#### Given entries

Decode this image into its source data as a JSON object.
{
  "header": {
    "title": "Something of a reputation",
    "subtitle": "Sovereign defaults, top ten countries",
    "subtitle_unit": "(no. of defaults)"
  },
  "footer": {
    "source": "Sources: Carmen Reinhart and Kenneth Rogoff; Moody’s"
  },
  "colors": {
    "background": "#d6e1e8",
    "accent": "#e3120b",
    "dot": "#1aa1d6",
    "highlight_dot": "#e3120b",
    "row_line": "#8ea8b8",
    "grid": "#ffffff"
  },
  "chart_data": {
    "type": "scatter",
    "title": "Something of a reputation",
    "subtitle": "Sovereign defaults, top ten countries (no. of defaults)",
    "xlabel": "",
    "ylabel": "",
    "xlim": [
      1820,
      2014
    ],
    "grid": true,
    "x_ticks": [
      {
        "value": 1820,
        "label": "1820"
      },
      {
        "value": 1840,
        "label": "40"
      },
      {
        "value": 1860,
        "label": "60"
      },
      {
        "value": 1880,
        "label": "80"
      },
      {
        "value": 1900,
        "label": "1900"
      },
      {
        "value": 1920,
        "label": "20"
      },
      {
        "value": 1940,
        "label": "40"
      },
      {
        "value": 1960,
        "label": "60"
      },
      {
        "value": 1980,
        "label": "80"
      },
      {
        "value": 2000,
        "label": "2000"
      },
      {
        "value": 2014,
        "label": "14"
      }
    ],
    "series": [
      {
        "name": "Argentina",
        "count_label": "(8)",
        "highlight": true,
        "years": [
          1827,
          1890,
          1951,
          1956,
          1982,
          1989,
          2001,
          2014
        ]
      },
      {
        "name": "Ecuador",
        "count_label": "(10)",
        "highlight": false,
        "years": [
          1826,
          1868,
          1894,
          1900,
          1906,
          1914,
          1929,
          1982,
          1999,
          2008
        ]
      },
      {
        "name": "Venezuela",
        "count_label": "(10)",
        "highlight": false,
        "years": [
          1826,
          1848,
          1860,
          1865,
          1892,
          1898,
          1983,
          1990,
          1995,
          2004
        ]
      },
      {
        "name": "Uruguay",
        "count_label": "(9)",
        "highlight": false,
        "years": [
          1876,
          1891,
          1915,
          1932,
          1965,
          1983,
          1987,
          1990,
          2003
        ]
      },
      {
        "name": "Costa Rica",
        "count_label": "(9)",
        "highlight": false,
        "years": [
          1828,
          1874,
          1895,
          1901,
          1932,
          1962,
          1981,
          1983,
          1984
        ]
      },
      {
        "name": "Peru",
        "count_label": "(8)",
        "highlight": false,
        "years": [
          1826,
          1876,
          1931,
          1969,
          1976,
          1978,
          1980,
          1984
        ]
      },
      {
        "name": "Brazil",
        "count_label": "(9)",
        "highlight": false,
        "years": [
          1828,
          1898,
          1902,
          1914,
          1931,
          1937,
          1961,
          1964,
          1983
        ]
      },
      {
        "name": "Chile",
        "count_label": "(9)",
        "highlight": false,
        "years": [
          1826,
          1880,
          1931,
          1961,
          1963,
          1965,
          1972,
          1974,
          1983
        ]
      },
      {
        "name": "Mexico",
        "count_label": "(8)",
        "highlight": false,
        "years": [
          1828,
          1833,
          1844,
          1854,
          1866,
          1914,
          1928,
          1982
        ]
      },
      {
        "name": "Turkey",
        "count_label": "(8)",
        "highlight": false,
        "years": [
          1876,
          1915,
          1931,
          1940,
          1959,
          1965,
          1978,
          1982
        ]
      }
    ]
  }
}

########

Task directions
Output all preceding records character for character.

Task response
Decode this image into its source data as a JSON object.
{
  "header": {
    "title": "Something of a reputation",
    "subtitle": "Sovereign defaults, top ten countries",
    "subtitle_unit": "(no. of defaults)"
  },
  "footer": {
    "source": "Sources: Carmen Reinhart and Kenneth Rogoff; Moody’s"
  },
  "colors": {
    "background": "#d6e1e8",
    "accent": "#e3120b",
    "dot": "#1aa1d6",
    "highlight_dot": "#e3120b",
    "row_line": "#8ea8b8",
    "grid": "#ffffff"
  },
  "chart_data": {
    "type": "scatter",
    "title": "Something of a reputation",
    "subtitle": "Sovereign defaults, top ten countries (no. of defaults)",
    "xlabel": "",
    "ylabel": "",
    "xlim": [
      1820,
      2014
    ],
    "grid": true,
    "x_ticks": [
      {
        "value": 1820,
        "label": "1820"
      },
      {
        "value": 1840,
        "label": "40"
      },
      {
        "value": 1860,
        "label": "60"
      },
      {
        "value": 1880,
        "label": "80"
      },
      {
        "value": 1900,
        "label": "1900"
      },
      {
        "value": 1920,
        "label": "20"
      },
      {
        "value": 1940,
        "label": "40"
      },
      {
        "value": 1960,
        "label": "60"
      },
      {
        "value": 1980,
        "label": "80"
      },
      {
        "value": 2000,
        "label": "2000"
      },
      {
        "value": 2014,
        "label": "14"
      }
    ],
    "series": [
      {
        "name": "Argentina",
        "count_label": "(8)",
        "highlight": true,
        "years": [
          1827,
          1890,
          1951,
          1956,
          1982,
          1989,
          2001,
          2014
        ]
      },
      {
        "name": "Ecuador",
        "count_label": "(10)",
        "highlight": false,
        "years": [
          1826,
          1868,
          1894,
          1900,
          1906,
          1914,
          1929,
          1982,
          1999,
          2008
        ]
      },
      {
        "name": "Venezuela",
        "count_label": "(10)",
        "highlight": false,
        "years": [
          1826,
          1848,
          1860,
          1865,
          1892,
          1898,
          1983,
          1990,
          1995,
          2004
        ]
      },
      {
        "name": "Uruguay",
        "count_label": "(9)",
        "highlight": false,
        "years": [
          1876,
          1891,
          1915,
          1932,
          1965,
          1983,
          1987,
          1990,
          2003
        ]
      },
      {
        "name": "Costa Rica",
        "count_label": "(9)",
        "highlight": false,
        "years": [
          1828,
          1874,
          1895,
          1901,
          1932,
          1962,
          1981,
          1983,
          1984
        ]
      },
      {
        "name": "Peru",
        "count_label": "(8)",
        "highlight": false,
        "years": [
          1826,
          1876,
          1931,
          1969,
          1976,
          1978,
          1980,
          1984
        ]
      },
      {
        "name": "Brazil",
        "count_label": "(9)",
        "highlight": false,
        "years": [
          1828,
          1898,
          1902,
          1914,
          1931,
          1937,
          1961,
          1964,
          1983
        ]
      },
      {
        "name": "Chile",
        "count_label": "(9)",
        "highlight": false,
        "years": [
          1826,
          1880,
          1931,
          1961,
          1963,
          1965,
          1972,
          1974,
          1983
        ]
      },
      {
        "name": "Mexico",
        "count_label": "(8)",
        "highlight": false,
        "years": [
          1828,
          1833,
          1844,
          1854,
          1866,
          1914,
          1928,
          1982
        ]
      },
      {
        "name": "Turkey",
        "count_label": "(8)",
        "highlight": false,
        "years": [
          1876,
          1915,
          1931,
          1940,
          1959,
          1965,
          1978,
          1982
        ]
      }
    ]
  }
}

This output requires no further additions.